• _TASK REQUIREMENTS_
From the entries below, copy every line that holds the word "деятельности".

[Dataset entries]
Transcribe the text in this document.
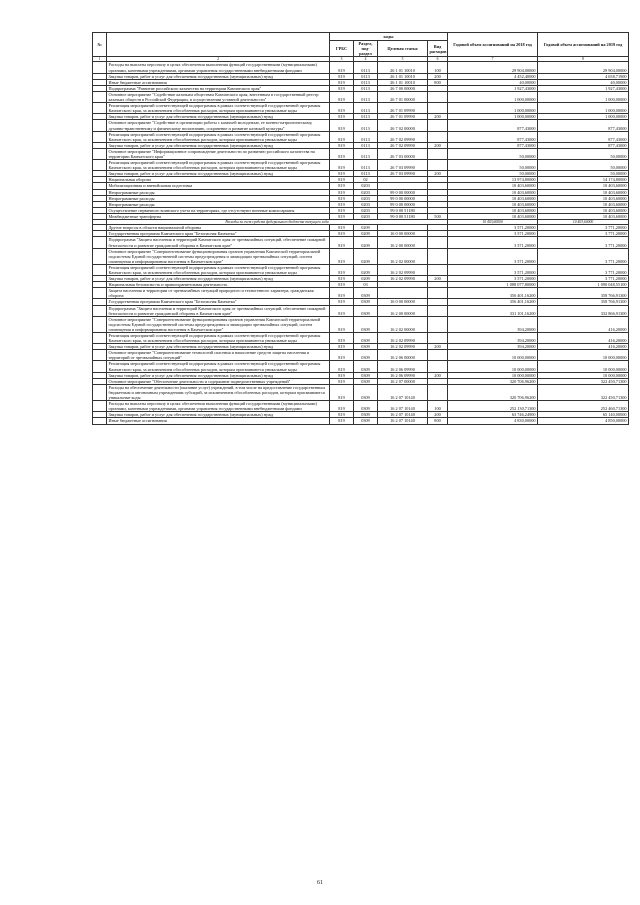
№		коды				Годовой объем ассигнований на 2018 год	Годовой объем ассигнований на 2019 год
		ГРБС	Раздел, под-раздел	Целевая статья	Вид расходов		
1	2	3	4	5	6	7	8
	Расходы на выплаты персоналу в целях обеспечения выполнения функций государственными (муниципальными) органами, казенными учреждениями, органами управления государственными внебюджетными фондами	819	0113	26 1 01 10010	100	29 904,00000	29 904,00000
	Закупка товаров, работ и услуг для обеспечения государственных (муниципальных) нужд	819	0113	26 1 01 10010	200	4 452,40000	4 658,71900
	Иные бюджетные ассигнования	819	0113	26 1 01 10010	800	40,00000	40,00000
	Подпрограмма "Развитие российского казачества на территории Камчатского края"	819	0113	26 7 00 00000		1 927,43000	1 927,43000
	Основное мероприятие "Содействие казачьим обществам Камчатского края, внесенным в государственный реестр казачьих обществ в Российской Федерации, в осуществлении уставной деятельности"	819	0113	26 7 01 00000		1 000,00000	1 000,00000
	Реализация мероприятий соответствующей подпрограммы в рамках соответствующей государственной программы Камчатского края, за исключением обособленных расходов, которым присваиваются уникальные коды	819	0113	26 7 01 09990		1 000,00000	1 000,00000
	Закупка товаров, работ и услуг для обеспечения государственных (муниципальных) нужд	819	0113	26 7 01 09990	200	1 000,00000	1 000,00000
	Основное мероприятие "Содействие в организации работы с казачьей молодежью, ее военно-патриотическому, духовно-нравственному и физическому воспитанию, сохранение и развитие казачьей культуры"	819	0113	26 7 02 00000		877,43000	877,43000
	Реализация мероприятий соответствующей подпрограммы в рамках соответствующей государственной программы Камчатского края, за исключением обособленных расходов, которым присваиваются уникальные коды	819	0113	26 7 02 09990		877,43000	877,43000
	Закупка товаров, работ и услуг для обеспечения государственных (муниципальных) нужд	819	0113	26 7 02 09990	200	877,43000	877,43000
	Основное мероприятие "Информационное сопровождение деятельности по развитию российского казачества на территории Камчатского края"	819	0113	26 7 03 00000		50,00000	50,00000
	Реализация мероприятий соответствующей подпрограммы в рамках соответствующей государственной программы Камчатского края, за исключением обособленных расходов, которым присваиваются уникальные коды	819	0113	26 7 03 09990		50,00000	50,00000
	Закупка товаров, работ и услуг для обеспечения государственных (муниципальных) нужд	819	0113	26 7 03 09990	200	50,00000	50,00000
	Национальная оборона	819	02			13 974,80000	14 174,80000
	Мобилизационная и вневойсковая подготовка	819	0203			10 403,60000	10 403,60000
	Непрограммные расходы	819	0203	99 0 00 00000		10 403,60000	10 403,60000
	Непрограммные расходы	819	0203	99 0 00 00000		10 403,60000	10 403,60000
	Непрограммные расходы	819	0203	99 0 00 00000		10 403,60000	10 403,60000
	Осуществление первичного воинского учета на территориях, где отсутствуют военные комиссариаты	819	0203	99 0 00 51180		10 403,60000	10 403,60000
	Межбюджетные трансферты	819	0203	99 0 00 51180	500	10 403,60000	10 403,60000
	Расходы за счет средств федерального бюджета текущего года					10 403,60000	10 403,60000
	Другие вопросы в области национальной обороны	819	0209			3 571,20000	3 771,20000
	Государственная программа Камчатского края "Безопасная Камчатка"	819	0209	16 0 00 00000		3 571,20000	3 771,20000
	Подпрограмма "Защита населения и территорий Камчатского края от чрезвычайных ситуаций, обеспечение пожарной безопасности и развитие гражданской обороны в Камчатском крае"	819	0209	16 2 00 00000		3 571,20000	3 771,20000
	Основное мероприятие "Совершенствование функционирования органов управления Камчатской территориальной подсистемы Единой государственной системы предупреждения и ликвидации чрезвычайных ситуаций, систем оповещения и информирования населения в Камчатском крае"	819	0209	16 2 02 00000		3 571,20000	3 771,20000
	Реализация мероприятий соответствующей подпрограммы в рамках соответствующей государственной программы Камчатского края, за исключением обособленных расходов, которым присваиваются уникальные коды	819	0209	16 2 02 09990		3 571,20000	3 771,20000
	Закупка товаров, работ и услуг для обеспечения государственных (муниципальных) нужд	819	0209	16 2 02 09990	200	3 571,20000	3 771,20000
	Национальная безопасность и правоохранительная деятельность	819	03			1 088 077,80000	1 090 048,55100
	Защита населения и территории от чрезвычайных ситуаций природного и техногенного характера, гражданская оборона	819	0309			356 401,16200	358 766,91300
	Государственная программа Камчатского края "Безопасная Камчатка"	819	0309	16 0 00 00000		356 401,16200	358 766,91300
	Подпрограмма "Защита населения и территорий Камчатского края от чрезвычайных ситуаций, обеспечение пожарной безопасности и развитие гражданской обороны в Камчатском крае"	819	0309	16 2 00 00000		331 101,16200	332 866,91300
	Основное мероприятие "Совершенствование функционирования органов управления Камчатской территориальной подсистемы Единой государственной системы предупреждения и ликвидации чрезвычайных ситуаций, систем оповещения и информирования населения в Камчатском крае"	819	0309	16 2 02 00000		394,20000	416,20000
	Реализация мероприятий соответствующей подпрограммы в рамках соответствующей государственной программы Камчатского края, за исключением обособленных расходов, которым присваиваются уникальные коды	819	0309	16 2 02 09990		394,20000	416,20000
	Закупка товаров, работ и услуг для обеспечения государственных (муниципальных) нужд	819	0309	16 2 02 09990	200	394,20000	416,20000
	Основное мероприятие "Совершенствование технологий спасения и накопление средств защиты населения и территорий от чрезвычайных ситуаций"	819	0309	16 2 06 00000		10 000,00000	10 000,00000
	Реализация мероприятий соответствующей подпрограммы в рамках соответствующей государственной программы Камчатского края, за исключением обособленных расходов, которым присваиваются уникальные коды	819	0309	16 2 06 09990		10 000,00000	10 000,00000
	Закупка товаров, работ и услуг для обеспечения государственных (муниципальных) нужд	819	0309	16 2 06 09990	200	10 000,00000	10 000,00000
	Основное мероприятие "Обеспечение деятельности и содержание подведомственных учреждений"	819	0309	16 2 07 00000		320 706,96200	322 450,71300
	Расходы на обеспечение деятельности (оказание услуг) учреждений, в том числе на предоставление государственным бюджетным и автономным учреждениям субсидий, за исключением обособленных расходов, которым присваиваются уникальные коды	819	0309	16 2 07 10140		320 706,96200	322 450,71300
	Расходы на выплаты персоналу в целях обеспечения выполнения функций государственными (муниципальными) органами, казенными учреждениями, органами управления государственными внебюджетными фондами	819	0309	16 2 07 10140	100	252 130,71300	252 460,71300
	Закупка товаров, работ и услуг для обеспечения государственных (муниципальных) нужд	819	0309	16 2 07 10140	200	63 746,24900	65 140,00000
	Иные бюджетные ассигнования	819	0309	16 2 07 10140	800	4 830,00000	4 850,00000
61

---

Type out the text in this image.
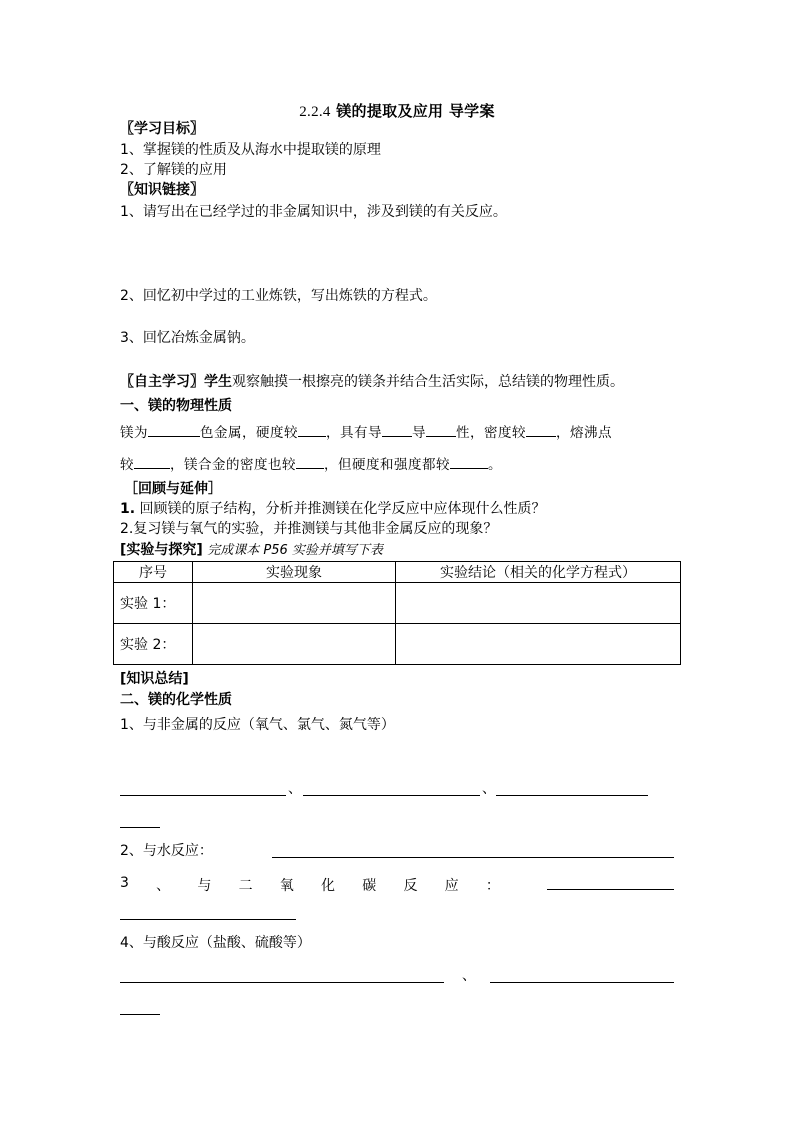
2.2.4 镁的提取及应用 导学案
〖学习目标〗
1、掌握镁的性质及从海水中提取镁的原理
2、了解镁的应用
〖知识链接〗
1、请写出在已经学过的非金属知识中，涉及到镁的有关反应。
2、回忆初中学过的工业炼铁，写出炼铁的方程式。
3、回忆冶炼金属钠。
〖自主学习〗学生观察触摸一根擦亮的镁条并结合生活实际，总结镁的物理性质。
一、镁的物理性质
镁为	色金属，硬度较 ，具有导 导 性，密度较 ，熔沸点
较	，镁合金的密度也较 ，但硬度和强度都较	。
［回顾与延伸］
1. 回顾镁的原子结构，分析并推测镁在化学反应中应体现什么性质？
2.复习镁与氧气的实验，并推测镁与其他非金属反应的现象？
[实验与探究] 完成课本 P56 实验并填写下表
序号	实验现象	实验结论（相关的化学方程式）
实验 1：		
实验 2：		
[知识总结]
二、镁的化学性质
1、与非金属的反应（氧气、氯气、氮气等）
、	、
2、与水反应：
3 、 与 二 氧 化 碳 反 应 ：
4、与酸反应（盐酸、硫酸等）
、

• _WRITTEN ANSWER_
	Основное мероприятие "Содействие казачьим обществам Камчатского края, внесенным в государственный реестр казачьих обществ в Российской Федерации, в осуществлении уставной деятельности"	819	0113	26 7 01 00000		1 000,00000	1 000,00000
	Основное мероприятие "Информационное сопровождение деятельности по развитию российского казачества на территории Камчатского края"	819	0113	26 7 03 00000		50,00000	50,00000
	Основное мероприятие "Обеспечение деятельности и содержание подведомственных учреждений"	819	0309	16 2 07 00000		320 706,96200	322 450,71300
	Расходы на обеспечение деятельности (оказание услуг) учреждений, в том числе на предоставление государственным бюджетным и автономным учреждениям субсидий, за исключением обособленных расходов, которым присваиваются уникальные коды	819	0309	16 2 07 10140		320 706,96200	322 450,71300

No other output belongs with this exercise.